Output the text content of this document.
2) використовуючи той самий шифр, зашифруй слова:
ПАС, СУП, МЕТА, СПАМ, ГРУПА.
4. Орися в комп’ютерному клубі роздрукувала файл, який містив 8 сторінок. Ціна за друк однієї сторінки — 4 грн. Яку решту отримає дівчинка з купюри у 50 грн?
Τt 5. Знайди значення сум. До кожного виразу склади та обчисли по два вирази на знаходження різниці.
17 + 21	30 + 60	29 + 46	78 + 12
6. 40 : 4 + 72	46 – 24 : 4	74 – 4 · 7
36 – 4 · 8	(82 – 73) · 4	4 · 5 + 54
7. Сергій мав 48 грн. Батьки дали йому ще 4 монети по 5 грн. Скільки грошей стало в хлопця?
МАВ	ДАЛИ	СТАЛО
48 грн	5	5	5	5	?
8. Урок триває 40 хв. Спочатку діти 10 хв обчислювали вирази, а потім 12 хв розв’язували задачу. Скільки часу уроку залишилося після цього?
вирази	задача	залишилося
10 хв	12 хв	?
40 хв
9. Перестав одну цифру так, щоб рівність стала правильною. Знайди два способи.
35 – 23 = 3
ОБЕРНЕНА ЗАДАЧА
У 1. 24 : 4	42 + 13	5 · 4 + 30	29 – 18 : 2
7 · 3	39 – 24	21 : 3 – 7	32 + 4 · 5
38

> THE REQUEST: Count every line in the listing above that holds "залишилося", then report only the count.

> ANSWER TO THE PROBLEM: 2